Look for the string "hardly" and copy every line that has it.

-- BEGIN --

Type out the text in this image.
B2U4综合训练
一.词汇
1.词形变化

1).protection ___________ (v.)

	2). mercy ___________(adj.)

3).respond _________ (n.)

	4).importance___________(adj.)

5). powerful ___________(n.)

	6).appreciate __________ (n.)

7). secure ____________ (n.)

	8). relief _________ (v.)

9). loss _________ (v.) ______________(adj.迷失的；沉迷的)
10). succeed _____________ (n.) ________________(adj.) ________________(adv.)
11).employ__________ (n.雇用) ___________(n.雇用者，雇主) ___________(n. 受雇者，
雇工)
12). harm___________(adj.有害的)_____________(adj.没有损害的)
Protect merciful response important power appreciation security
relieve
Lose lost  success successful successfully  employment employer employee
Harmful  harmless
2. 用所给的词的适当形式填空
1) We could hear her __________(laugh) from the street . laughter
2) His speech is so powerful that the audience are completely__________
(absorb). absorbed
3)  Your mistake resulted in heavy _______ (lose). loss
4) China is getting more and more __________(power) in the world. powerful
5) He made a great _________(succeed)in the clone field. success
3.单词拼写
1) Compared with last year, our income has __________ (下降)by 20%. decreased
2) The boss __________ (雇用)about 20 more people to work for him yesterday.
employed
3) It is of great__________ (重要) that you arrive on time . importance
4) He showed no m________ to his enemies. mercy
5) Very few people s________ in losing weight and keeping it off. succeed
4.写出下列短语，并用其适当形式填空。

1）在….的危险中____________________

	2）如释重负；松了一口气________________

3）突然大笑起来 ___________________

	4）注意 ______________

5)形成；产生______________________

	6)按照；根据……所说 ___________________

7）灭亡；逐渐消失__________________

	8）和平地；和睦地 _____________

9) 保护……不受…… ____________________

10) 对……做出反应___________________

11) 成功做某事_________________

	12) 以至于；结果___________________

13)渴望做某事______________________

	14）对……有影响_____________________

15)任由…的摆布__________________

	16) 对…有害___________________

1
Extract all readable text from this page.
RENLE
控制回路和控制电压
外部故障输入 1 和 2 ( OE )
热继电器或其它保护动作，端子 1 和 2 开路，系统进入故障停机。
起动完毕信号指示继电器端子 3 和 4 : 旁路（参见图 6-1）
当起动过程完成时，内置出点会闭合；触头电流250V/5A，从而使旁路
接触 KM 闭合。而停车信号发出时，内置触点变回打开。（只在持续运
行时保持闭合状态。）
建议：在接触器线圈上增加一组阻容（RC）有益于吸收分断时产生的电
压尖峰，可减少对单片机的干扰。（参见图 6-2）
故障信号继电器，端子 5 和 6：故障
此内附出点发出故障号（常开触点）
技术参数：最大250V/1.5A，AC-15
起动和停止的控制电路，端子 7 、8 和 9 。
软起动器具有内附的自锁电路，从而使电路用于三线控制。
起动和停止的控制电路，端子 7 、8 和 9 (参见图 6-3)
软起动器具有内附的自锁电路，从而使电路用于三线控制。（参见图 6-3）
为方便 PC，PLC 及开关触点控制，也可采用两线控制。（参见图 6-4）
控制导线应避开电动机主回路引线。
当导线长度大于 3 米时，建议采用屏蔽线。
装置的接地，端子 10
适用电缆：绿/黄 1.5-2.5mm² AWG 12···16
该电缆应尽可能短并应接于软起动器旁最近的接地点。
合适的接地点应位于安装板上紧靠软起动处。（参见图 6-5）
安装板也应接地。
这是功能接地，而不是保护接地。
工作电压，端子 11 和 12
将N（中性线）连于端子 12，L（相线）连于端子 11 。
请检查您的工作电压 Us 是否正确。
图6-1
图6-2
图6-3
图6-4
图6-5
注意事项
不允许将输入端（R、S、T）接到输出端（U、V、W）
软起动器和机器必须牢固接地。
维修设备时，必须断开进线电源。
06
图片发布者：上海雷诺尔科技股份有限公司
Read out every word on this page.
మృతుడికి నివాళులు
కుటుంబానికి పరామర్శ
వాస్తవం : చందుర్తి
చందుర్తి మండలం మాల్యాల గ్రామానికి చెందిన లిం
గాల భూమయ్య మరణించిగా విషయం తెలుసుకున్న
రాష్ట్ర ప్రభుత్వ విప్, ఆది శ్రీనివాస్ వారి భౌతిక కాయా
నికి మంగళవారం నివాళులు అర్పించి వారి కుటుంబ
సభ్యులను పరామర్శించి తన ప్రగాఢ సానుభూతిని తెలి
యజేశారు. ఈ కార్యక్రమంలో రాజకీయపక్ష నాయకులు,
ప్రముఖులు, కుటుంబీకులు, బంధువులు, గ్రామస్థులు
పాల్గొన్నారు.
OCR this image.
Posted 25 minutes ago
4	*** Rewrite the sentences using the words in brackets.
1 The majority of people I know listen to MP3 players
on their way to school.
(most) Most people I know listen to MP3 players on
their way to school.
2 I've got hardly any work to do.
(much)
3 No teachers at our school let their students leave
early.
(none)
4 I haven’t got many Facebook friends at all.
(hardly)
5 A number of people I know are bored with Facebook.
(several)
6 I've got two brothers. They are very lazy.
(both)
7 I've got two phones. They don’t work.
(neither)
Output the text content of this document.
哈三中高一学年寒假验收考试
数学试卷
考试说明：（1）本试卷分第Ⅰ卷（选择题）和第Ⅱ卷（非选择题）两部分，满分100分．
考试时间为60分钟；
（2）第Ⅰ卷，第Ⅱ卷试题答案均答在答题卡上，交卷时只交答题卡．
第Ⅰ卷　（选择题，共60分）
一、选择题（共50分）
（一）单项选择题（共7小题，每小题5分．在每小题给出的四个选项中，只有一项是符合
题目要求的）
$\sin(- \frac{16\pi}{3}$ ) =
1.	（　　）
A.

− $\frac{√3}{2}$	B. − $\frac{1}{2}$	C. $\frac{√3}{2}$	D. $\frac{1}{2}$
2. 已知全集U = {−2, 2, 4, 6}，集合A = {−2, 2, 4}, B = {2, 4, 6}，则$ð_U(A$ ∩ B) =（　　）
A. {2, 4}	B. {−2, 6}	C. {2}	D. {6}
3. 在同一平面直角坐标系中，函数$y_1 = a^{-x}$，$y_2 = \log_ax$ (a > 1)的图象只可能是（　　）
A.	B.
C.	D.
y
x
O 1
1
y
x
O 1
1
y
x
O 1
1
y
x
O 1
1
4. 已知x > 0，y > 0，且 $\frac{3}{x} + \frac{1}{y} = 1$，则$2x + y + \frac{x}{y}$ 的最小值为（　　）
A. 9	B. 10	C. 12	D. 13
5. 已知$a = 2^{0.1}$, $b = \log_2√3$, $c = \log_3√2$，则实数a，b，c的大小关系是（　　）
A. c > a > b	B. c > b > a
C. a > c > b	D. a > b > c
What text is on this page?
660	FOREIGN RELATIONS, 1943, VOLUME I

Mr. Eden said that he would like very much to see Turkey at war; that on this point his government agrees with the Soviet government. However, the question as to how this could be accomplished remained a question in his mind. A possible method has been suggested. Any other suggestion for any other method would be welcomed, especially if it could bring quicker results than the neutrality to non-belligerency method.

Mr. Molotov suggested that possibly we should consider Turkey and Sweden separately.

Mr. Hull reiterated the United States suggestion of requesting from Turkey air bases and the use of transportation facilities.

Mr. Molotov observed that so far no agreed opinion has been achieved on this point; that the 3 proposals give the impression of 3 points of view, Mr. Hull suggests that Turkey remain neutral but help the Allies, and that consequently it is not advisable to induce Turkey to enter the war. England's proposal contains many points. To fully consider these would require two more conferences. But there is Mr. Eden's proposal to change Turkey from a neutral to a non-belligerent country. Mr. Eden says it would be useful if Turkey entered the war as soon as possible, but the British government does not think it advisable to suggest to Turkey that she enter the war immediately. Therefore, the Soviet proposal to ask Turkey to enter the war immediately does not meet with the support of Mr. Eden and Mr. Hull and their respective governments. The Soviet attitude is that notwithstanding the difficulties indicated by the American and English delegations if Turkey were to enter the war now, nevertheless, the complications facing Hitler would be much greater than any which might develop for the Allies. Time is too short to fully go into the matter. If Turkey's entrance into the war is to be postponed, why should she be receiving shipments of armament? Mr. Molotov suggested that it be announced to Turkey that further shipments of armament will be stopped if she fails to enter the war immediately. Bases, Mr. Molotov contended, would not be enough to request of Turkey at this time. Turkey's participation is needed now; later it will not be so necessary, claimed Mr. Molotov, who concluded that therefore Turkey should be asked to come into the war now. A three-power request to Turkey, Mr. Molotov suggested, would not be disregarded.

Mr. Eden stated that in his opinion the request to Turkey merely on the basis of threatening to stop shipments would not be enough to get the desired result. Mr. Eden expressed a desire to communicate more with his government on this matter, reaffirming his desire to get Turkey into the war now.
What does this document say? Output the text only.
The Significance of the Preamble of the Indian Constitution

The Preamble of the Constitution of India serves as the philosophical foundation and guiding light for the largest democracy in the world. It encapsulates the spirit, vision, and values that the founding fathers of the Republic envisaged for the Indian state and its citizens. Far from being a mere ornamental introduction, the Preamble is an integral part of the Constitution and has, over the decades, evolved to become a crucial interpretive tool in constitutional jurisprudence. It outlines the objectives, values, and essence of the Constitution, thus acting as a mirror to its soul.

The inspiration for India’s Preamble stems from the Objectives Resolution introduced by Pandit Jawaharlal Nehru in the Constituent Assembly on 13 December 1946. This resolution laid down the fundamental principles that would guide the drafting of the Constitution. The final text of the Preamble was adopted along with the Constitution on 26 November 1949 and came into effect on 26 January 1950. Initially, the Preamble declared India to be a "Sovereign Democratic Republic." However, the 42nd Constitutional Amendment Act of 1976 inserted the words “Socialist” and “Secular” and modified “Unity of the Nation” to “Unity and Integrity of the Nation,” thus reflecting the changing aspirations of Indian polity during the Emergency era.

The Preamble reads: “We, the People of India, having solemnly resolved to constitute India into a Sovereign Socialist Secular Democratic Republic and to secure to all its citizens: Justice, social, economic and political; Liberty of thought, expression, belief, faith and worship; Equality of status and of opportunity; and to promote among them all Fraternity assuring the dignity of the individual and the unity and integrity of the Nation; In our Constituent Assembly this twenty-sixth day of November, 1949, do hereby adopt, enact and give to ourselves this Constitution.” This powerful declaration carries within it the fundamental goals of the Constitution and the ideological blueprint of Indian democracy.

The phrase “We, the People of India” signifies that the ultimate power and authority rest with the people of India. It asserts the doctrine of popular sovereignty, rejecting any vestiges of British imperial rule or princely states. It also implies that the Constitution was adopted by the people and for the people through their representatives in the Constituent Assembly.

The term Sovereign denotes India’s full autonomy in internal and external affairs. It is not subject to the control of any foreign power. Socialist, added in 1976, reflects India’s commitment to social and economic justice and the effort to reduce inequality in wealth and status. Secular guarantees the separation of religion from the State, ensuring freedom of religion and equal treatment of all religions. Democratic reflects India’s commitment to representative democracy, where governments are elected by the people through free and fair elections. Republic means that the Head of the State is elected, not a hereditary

-- END --

### Exercise output
2 I've got hardly any work to do.
(hardly)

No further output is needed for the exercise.